> YOUR TASK:
Where the line holding "Convert this document image to plain text." appears, start copying, and continue exactly through the last line of the listing, skipping pictures.
------------------------------------------------------------------------
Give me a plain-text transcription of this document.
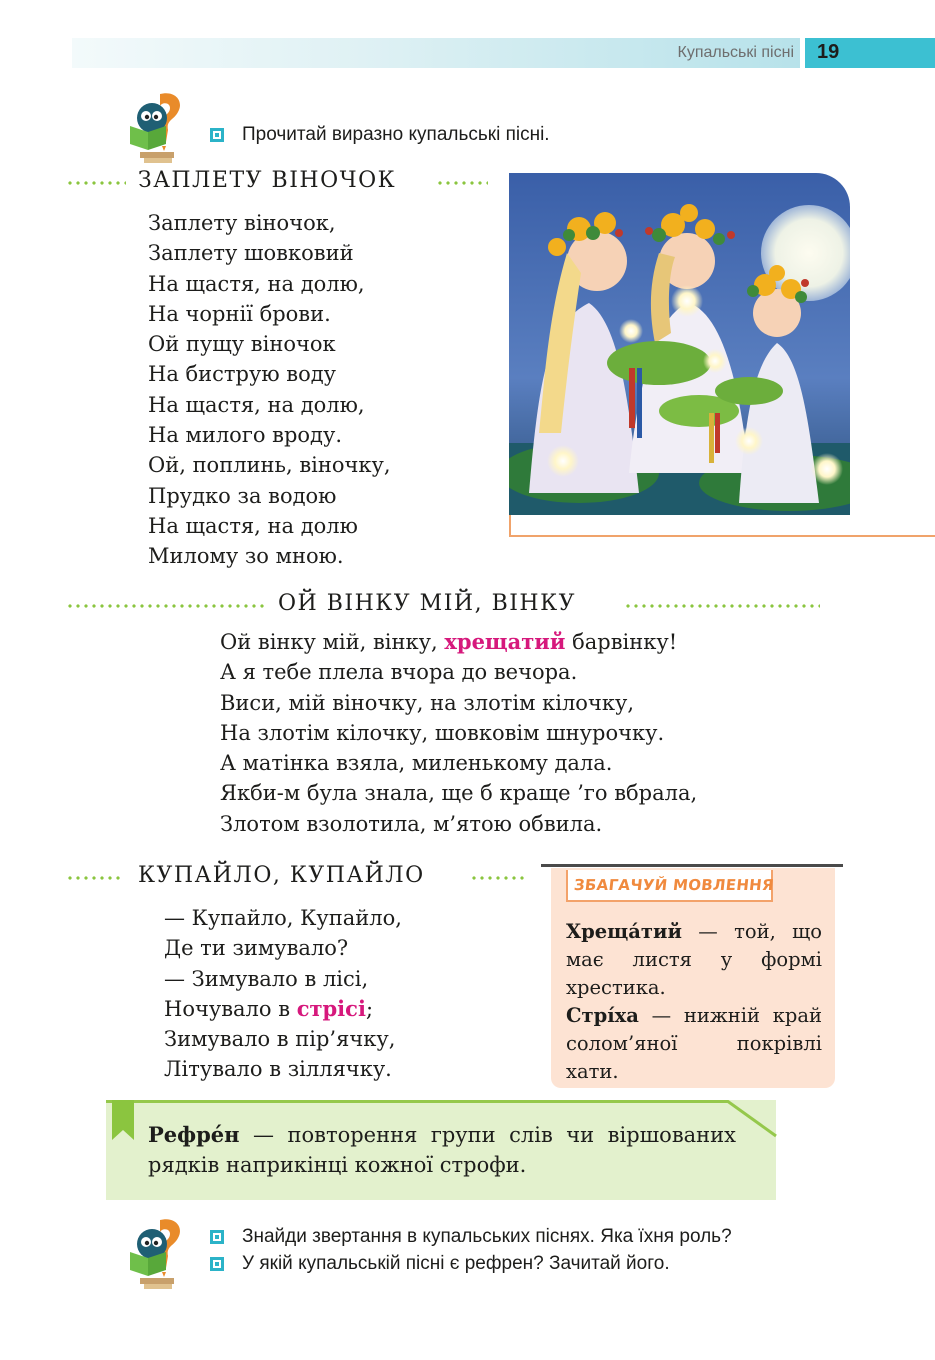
Купальські пісні 19
Прочитай виразно купальські пісні.
ЗАПЛЕТУ ВІНОЧОК
Заплету віночок,
Заплету шовковий
На щастя, на долю,
На чорнії брови.
Ой пущу віночок
На биструю воду
На щастя, на долю,
На милого вроду.
Ой, поплинь, віночку,
Прудко за водою
На щастя, на долю
Милому зо мною.
ОЙ ВІНКУ МІЙ, ВІНКУ
Ой вінку мій, вінку, хрещатий барвінку!
А я тебе плела вчора до вечора.
Виси, мій віночку, на злотім кілочку,
На злотім кілочку, шовковім шнурочку.
А матінка взяла, миленькому дала.
Якби-м була знала, ще б краще ’го вбрала,
Злотом взолотила, м’ятою обвила.
КУПАЙЛО, КУПАЙЛО
— Купайло, Купайло,
Де ти зимувало?
— Зимувало в лісі,
Ночувало в стрісі;
Зимувало в пір’ячку,
Літувало в зіллячку.
ЗБАГАЧУЙ МОВЛЕННЯ

Хреща́тий — той, що має листя у формі хрестика.

Стрі́ха — нижній край солом’яної покрівлі хати.

Рефре́н — повторення групи слів чи віршованих рядків наприкінці кожної строфи.
Знайди звертання в купальських піснях. Яка їхня роль?
У якій купальській пісні є рефрен? Зачитай його.
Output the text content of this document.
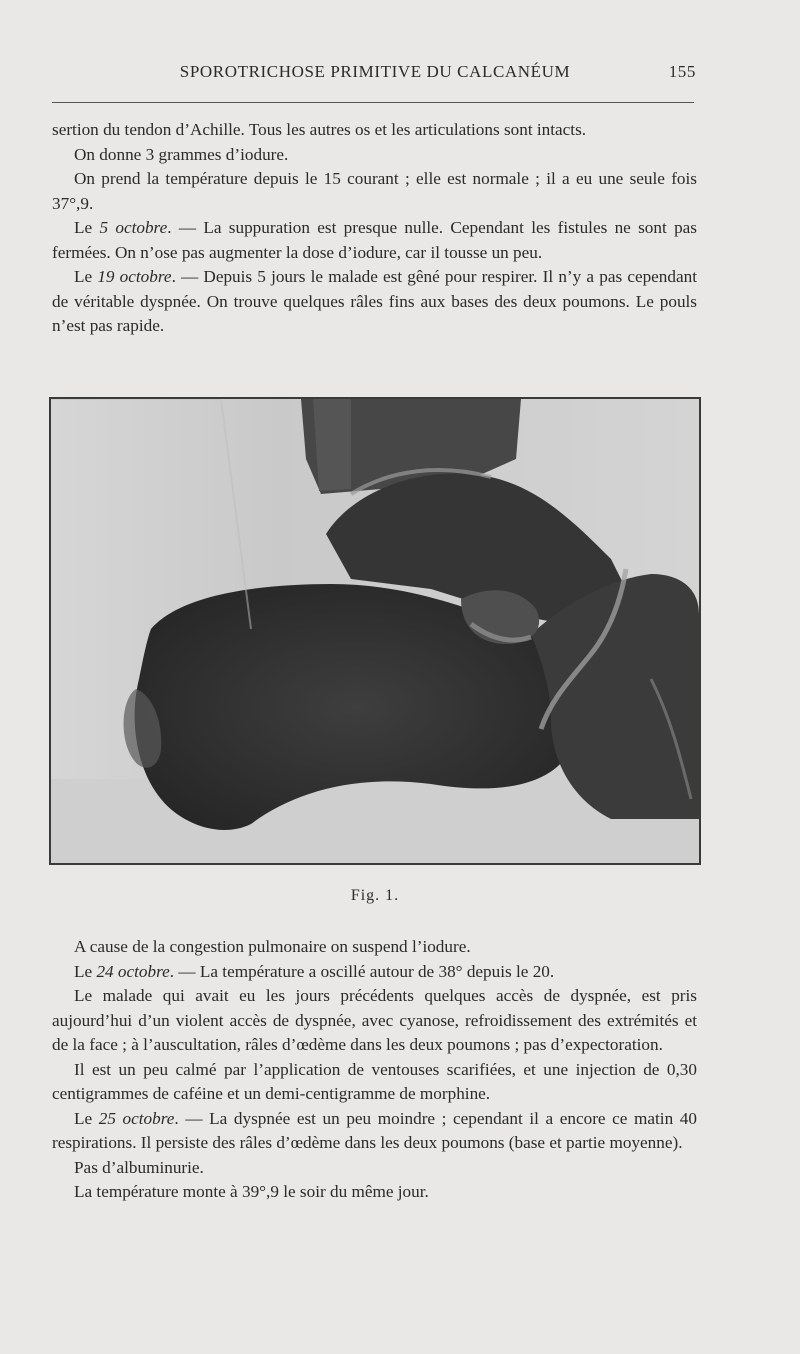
SPOROTRICHOSE PRIMITIVE DU CALCANÉUM	155

sertion du tendon d’Achille. Tous les autres os et les articulations sont intacts.

On donne 3 grammes d’iodure.

On prend la température depuis le 15 courant ; elle est normale ; il a eu une seule fois 37°,9.

Le 5 octobre. — La suppuration est presque nulle. Cependant les fistules ne sont pas fermées. On n’ose pas augmenter la dose d’iodure, car il tousse un peu.

Le 19 octobre. — Depuis 5 jours le malade est gêné pour respirer. Il n’y a pas cependant de véritable dyspnée. On trouve quelques râles fins aux bases des deux poumons. Le pouls n’est pas rapide.

Fig. 1.

A cause de la congestion pulmonaire on suspend l’iodure.

Le 24 octobre. — La température a oscillé autour de 38° depuis le 20.

Le malade qui avait eu les jours précédents quelques accès de dyspnée, est pris aujourd’hui d’un violent accès de dyspnée, avec cyanose, refroidissement des extrémités et de la face ; à l’auscultation, râles d’œdème dans les deux poumons ; pas d’expectoration.

Il est un peu calmé par l’application de ventouses scarifiées, et une injection de 0,30 centigrammes de caféine et un demi-centigramme de morphine.

Le 25 octobre. — La dyspnée est un peu moindre ; cependant il a encore ce matin 40 respirations. Il persiste des râles d’œdème dans les deux poumons (base et partie moyenne).

Pas d’albuminurie.

La température monte à 39°,9 le soir du même jour.
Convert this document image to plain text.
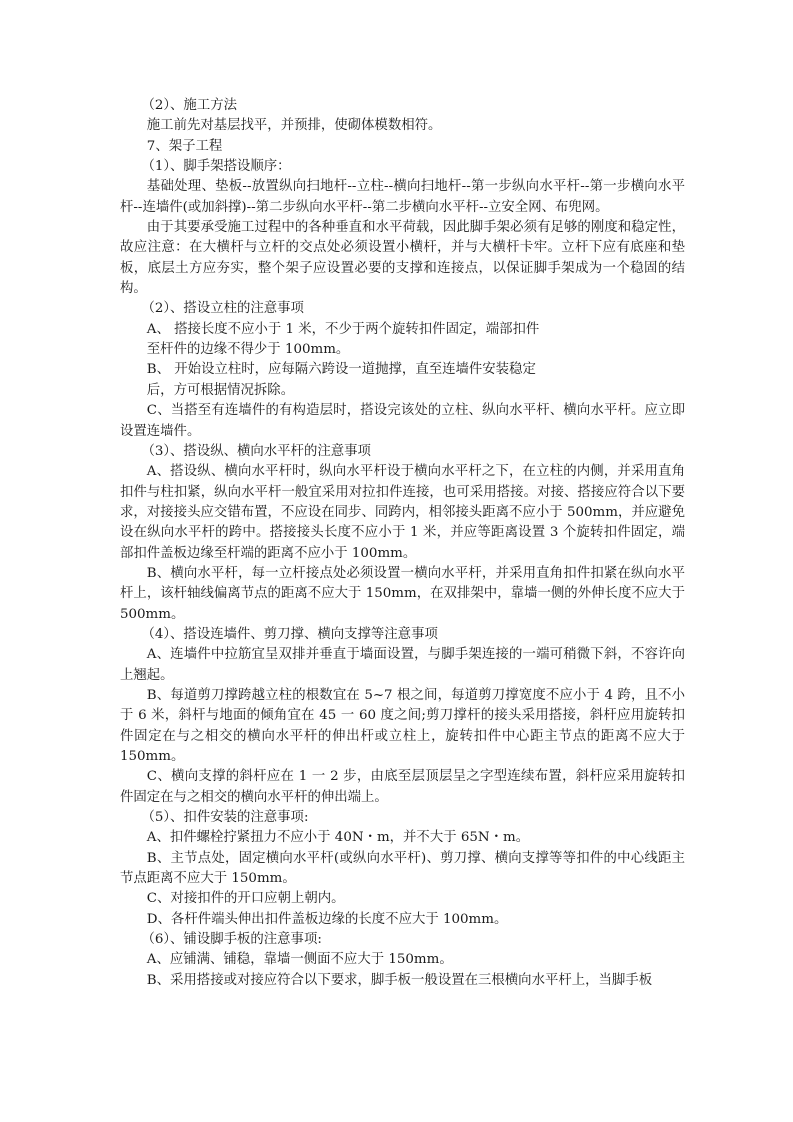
（2）、施工方法

施工前先对基层找平，并预排，使砌体模数相符。

7、架子工程

（1）、脚手架搭设顺序：

基础处理、垫板--放置纵向扫地杆--立柱--横向扫地杆--第一步纵向水平杆--第一步横向水平杆--连墙件(或加斜撑)--第二步纵向水平杆--第二步横向水平杆--立安全网、布兜网。

由于其要承受施工过程中的各种垂直和水平荷载，因此脚手架必须有足够的刚度和稳定性，故应注意：在大横杆与立杆的交点处必须设置小横杆，并与大横杆卡牢。立杆下应有底座和垫板，底层土方应夯实，整个架子应设置必要的支撑和连接点，以保证脚手架成为一个稳固的结构。

（2）、搭设立柱的注意事项

A、 搭接长度不应小于 1 米，不少于两个旋转扣件固定，端部扣件

至杆件的边缘不得少于 100mm。

B、 开始设立柱时，应每隔六跨设一道抛撑，直至连墙件安装稳定

后，方可根据情况拆除。

C、当搭至有连墙件的有构造层时，搭设完该处的立柱、纵向水平杆、横向水平杆。应立即设置连墙件。

（3）、搭设纵、横向水平杆的注意事项

A、搭设纵、横向水平杆时，纵向水平杆设于横向水平杆之下，在立柱的内侧，并采用直角扣件与柱扣紧，纵向水平杆一般宜采用对拉扣件连接，也可采用搭接。对接、搭接应符合以下要求，对接接头应交错布置，不应设在同步、同跨内，相邻接头距离不应小于 500mm，并应避免设在纵向水平杆的跨中。搭接接头长度不应小于 1 米，并应等距离设置 3 个旋转扣件固定，端部扣件盖板边缘至杆端的距离不应小于 100mm。

B、横向水平杆，每一立杆接点处必须设置一横向水平杆，并采用直角扣件扣紧在纵向水平杆上，该杆轴线偏离节点的距离不应大于 150mm，在双排架中，靠墙一侧的外伸长度不应大于 500mm。

（4）、搭设连墙件、剪刀撑、横向支撑等注意事项

A、连墙件中拉筋宜呈双排并垂直于墙面设置，与脚手架连接的一端可稍微下斜，不容许向上翘起。

B、每道剪刀撑跨越立柱的根数宜在 5~7 根之间，每道剪刀撑宽度不应小于 4 跨，且不小于 6 米，斜杆与地面的倾角宜在 45 一 60 度之间;剪刀撑杆的接头采用搭接，斜杆应用旋转扣件固定在与之相交的横向水平杆的伸出杆或立柱上，旋转扣件中心距主节点的距离不应大于 150mm。

C、横向支撑的斜杆应在 1 一 2 步，由底至层顶层呈之字型连续布置，斜杆应采用旋转扣件固定在与之相交的横向水平杆的伸出端上。

（5）、扣件安装的注意事项:

A、扣件螺栓拧紧扭力不应小于 40N・m，并不大于 65N・m。

B、主节点处，固定横向水平杆(或纵向水平杆)、剪刀撑、横向支撑等等扣件的中心线距主节点距离不应大于 150mm。

C、对接扣件的开口应朝上朝内。

D、各杆件端头伸出扣件盖板边缘的长度不应大于 100mm。

（6）、铺设脚手板的注意事项:

A、应铺满、铺稳，靠墙一侧面不应大于 150mm。

B、采用搭接或对接应符合以下要求，脚手板一般设置在三根横向水平杆上，当脚手板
------------------------------------------------------------------------
> EXPECTED ANSWER:
Convert this document image to plain text.
（2）、施工方法

施工前先对基层找平，并预排，使砌体模数相符。

7、架子工程

（1）、脚手架搭设顺序：

基础处理、垫板--放置纵向扫地杆--立柱--横向扫地杆--第一步纵向水平杆--第一步横向水平杆--连墙件(或加斜撑)--第二步纵向水平杆--第二步横向水平杆--立安全网、布兜网。

由于其要承受施工过程中的各种垂直和水平荷载，因此脚手架必须有足够的刚度和稳定性，故应注意：在大横杆与立杆的交点处必须设置小横杆，并与大横杆卡牢。立杆下应有底座和垫板，底层土方应夯实，整个架子应设置必要的支撑和连接点，以保证脚手架成为一个稳固的结构。

（2）、搭设立柱的注意事项

A、 搭接长度不应小于 1 米，不少于两个旋转扣件固定，端部扣件

至杆件的边缘不得少于 100mm。

B、 开始设立柱时，应每隔六跨设一道抛撑，直至连墙件安装稳定

后，方可根据情况拆除。

C、当搭至有连墙件的有构造层时，搭设完该处的立柱、纵向水平杆、横向水平杆。应立即设置连墙件。

（3）、搭设纵、横向水平杆的注意事项

A、搭设纵、横向水平杆时，纵向水平杆设于横向水平杆之下，在立柱的内侧，并采用直角扣件与柱扣紧，纵向水平杆一般宜采用对拉扣件连接，也可采用搭接。对接、搭接应符合以下要求，对接接头应交错布置，不应设在同步、同跨内，相邻接头距离不应小于 500mm，并应避免设在纵向水平杆的跨中。搭接接头长度不应小于 1 米，并应等距离设置 3 个旋转扣件固定，端部扣件盖板边缘至杆端的距离不应小于 100mm。

B、横向水平杆，每一立杆接点处必须设置一横向水平杆，并采用直角扣件扣紧在纵向水平杆上，该杆轴线偏离节点的距离不应大于 150mm，在双排架中，靠墙一侧的外伸长度不应大于 500mm。

（4）、搭设连墙件、剪刀撑、横向支撑等注意事项

A、连墙件中拉筋宜呈双排并垂直于墙面设置，与脚手架连接的一端可稍微下斜，不容许向上翘起。

B、每道剪刀撑跨越立柱的根数宜在 5~7 根之间，每道剪刀撑宽度不应小于 4 跨，且不小于 6 米，斜杆与地面的倾角宜在 45 一 60 度之间;剪刀撑杆的接头采用搭接，斜杆应用旋转扣件固定在与之相交的横向水平杆的伸出杆或立柱上，旋转扣件中心距主节点的距离不应大于 150mm。

C、横向支撑的斜杆应在 1 一 2 步，由底至层顶层呈之字型连续布置，斜杆应采用旋转扣件固定在与之相交的横向水平杆的伸出端上。

（5）、扣件安装的注意事项:

A、扣件螺栓拧紧扭力不应小于 40N・m，并不大于 65N・m。

B、主节点处，固定横向水平杆(或纵向水平杆)、剪刀撑、横向支撑等等扣件的中心线距主节点距离不应大于 150mm。

C、对接扣件的开口应朝上朝内。

D、各杆件端头伸出扣件盖板边缘的长度不应大于 100mm。

（6）、铺设脚手板的注意事项:

A、应铺满、铺稳，靠墙一侧面不应大于 150mm。

B、采用搭接或对接应符合以下要求，脚手板一般设置在三根横向水平杆上，当脚手板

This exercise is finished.